## What to do
Copy out each line of the data that holds the word "Physics".

************

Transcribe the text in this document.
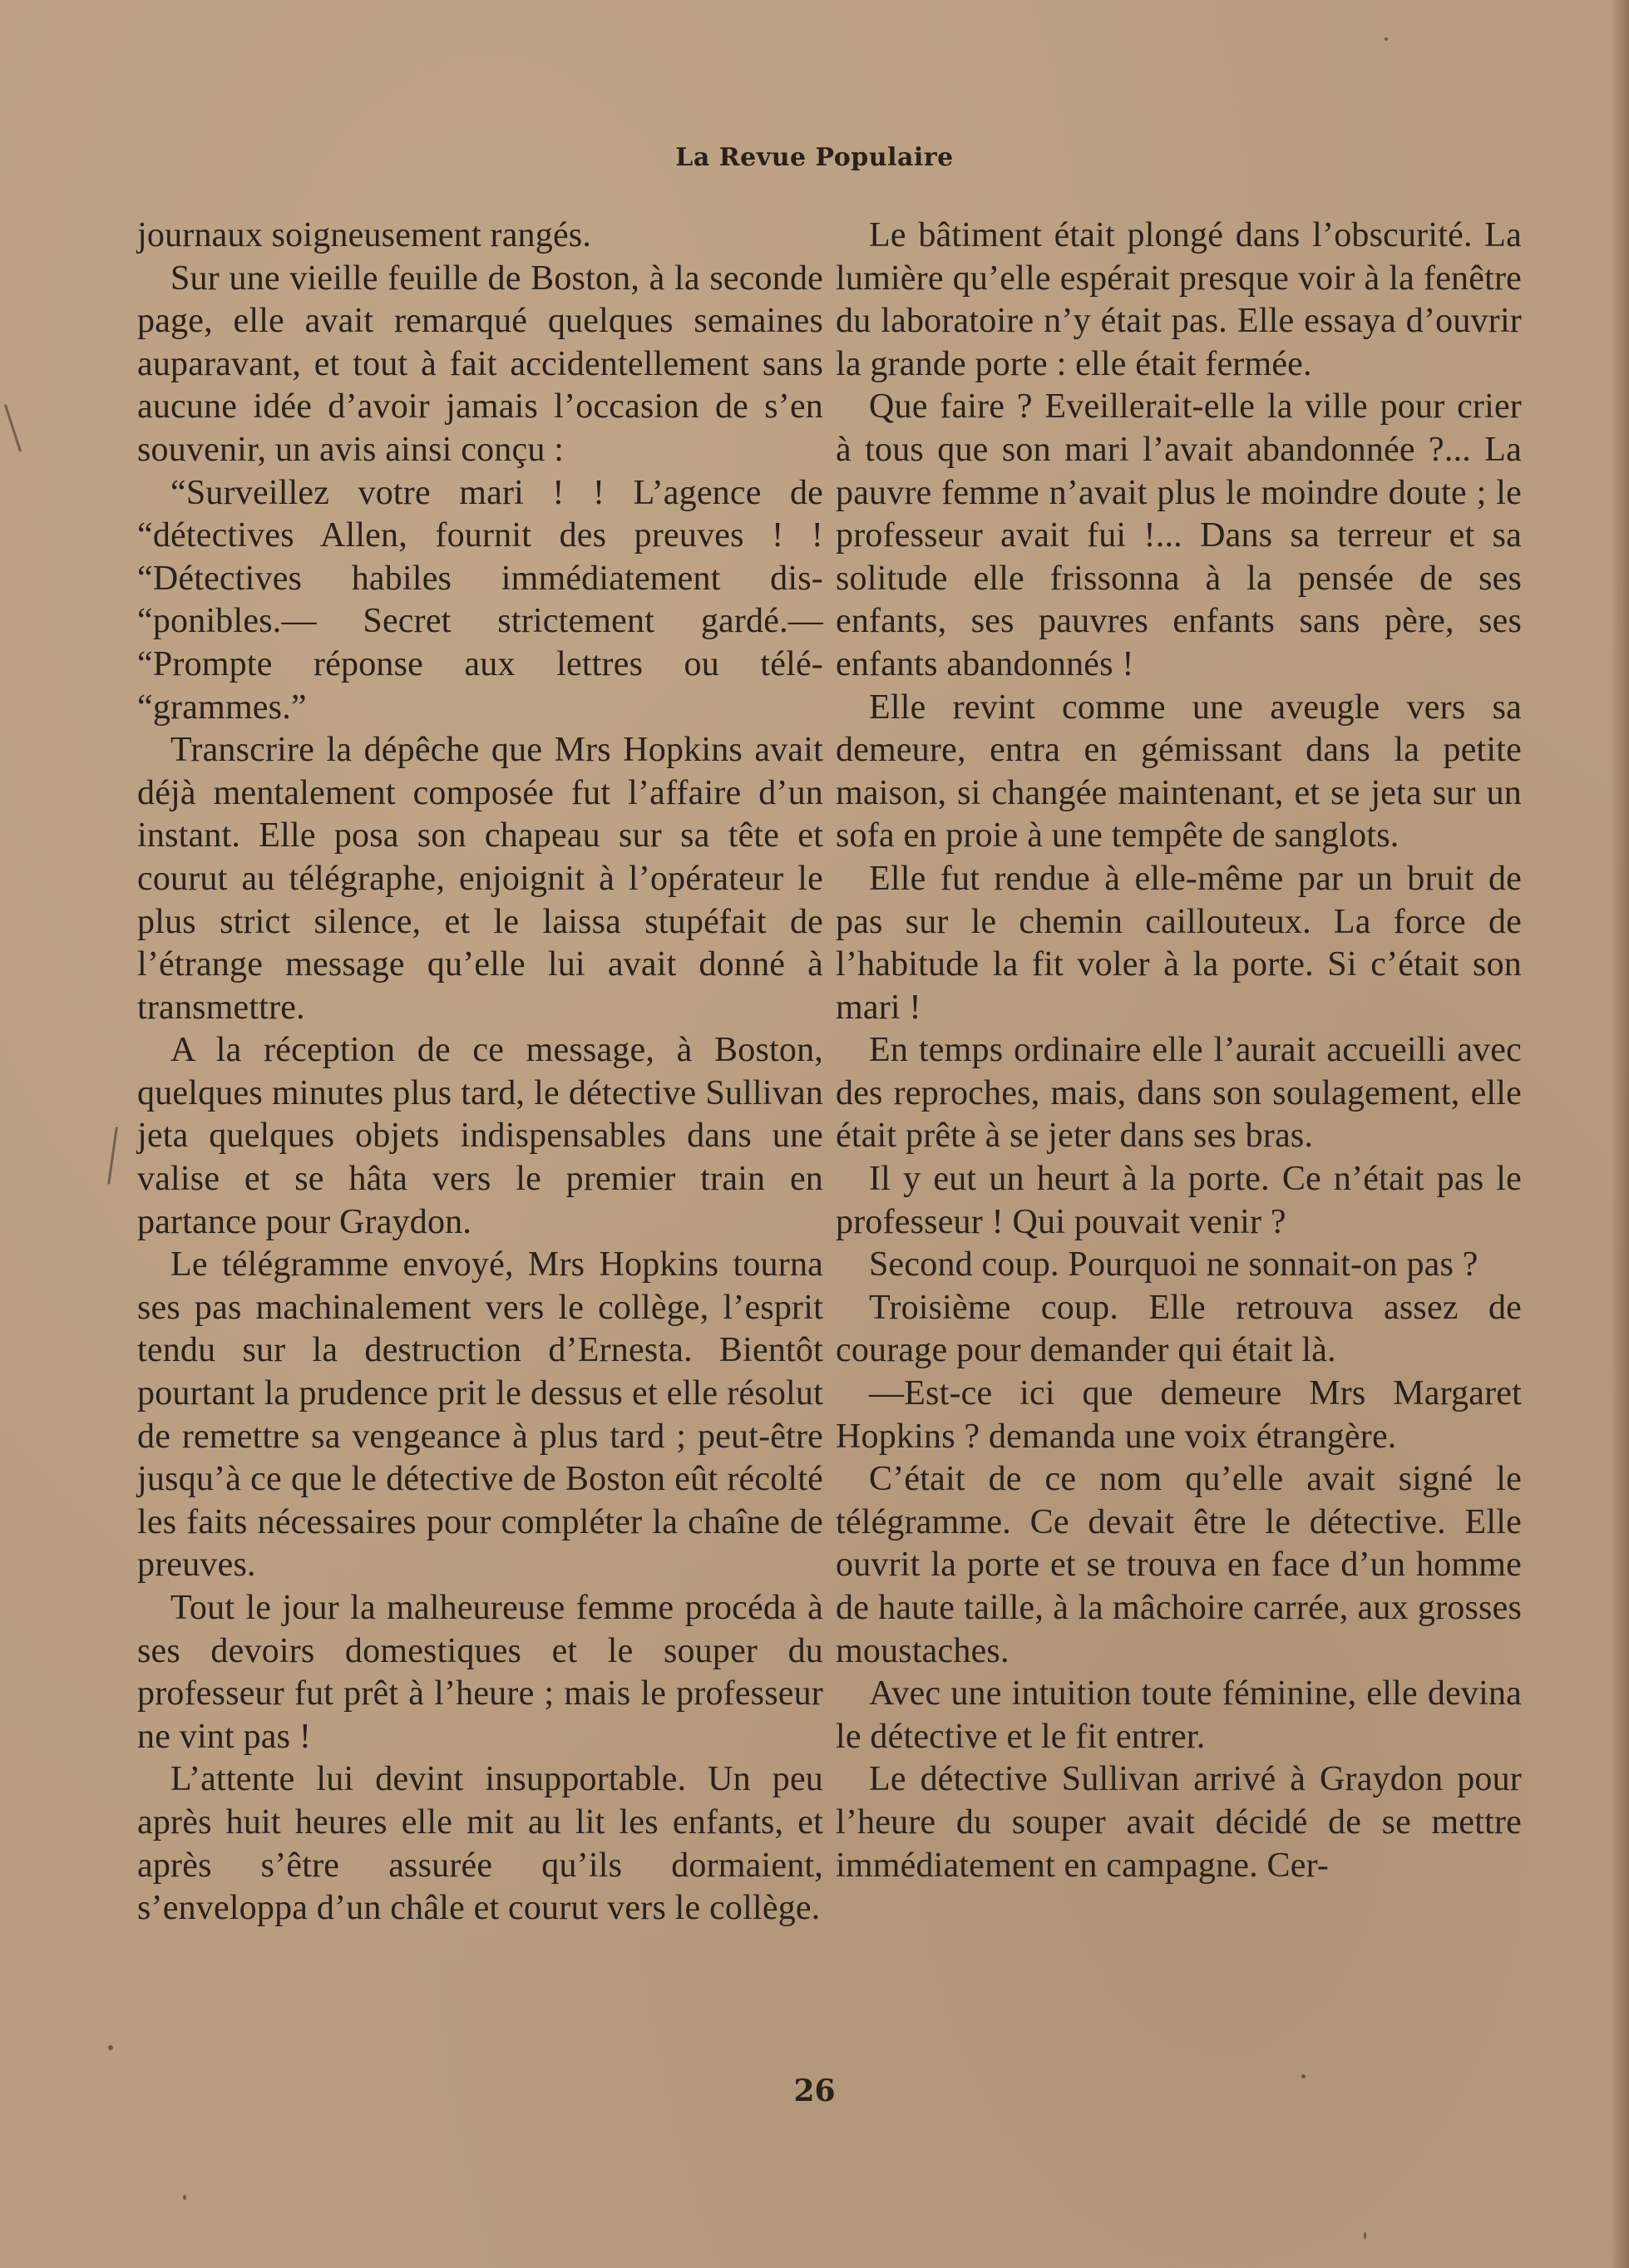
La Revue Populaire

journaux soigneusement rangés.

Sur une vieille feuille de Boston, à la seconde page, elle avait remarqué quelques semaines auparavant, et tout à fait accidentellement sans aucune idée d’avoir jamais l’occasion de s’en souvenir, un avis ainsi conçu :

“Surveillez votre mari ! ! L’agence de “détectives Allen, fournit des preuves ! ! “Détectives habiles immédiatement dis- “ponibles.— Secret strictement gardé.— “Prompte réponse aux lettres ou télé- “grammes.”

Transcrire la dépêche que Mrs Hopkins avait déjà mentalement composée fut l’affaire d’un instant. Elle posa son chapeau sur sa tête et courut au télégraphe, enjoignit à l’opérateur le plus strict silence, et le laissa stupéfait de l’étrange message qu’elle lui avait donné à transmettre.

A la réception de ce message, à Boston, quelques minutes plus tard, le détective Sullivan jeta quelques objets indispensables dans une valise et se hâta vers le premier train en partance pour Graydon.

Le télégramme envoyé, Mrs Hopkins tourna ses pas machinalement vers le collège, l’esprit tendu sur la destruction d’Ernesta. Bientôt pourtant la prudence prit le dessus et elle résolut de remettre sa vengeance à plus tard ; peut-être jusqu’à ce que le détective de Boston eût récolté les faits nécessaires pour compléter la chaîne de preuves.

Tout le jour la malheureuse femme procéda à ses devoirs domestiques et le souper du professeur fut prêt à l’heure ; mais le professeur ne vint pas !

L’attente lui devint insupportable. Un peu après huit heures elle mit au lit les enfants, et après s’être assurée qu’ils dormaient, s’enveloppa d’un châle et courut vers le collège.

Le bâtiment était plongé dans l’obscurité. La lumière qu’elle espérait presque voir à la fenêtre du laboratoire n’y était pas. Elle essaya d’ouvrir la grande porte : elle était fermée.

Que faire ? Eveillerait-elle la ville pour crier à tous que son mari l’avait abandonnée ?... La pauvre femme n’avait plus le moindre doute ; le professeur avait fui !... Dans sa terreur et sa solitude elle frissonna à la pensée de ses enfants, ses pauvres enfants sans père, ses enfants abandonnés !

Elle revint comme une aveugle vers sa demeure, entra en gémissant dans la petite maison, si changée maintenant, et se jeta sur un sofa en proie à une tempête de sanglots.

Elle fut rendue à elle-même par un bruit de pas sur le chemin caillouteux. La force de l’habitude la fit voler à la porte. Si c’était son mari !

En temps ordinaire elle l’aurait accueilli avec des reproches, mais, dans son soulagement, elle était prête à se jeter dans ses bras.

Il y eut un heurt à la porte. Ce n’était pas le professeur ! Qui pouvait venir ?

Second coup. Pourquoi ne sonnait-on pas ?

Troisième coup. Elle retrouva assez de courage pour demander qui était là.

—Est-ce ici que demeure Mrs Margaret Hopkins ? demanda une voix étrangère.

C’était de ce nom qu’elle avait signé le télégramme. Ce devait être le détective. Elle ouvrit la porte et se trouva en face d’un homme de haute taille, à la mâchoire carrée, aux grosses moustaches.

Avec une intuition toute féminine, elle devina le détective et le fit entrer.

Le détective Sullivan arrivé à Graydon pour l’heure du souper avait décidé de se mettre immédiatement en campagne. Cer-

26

************

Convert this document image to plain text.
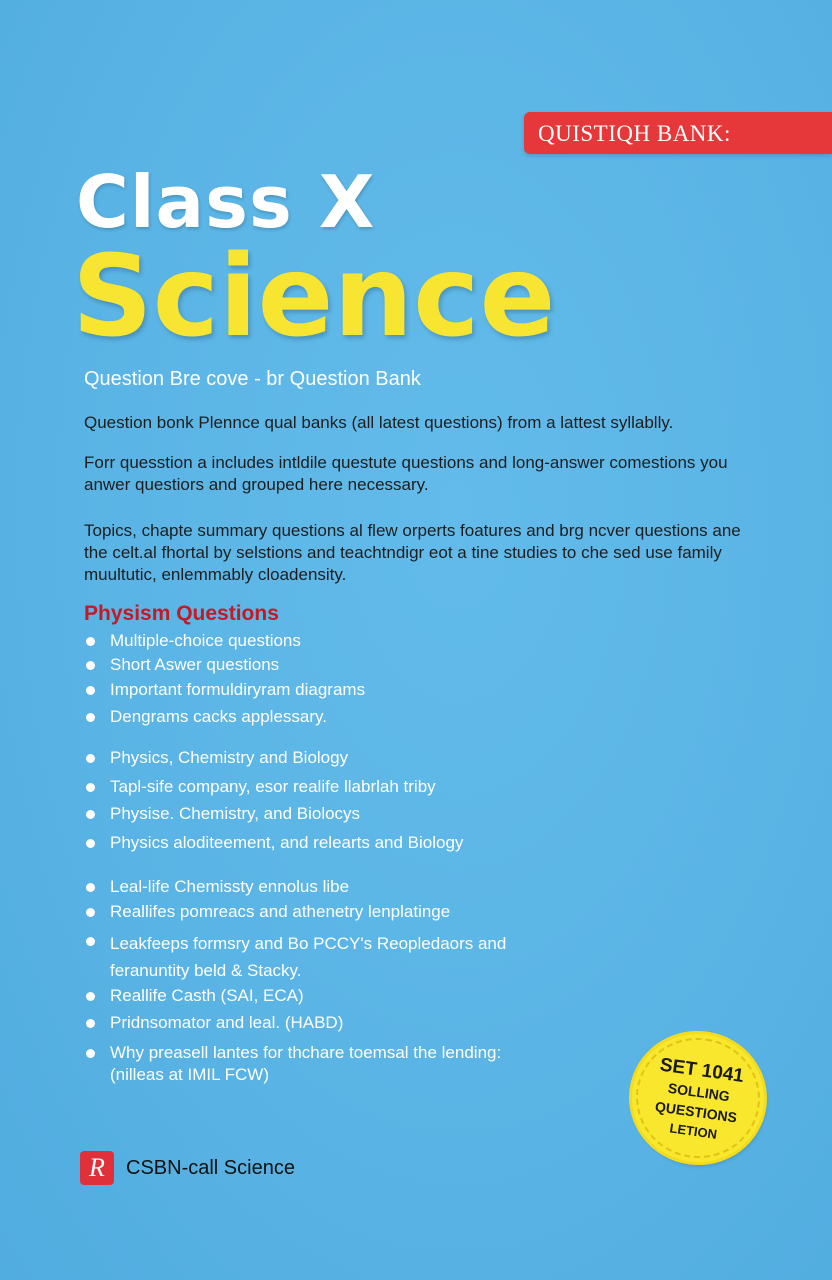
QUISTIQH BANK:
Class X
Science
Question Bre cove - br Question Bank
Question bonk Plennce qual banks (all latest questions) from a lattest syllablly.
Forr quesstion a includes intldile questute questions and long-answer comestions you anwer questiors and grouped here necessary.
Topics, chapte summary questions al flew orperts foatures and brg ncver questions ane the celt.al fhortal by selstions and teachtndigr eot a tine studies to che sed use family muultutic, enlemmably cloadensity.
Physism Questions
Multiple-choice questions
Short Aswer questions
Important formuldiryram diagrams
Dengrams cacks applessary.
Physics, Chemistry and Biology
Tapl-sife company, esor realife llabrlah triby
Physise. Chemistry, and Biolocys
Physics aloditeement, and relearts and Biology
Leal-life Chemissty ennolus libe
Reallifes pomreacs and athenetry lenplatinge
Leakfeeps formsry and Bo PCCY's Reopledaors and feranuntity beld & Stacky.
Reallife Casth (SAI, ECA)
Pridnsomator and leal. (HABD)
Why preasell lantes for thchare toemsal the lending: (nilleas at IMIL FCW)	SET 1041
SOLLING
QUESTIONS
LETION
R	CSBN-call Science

************

## Right answer
Physics, Chemistry and Biology
Physics aloditeement, and relearts and Biology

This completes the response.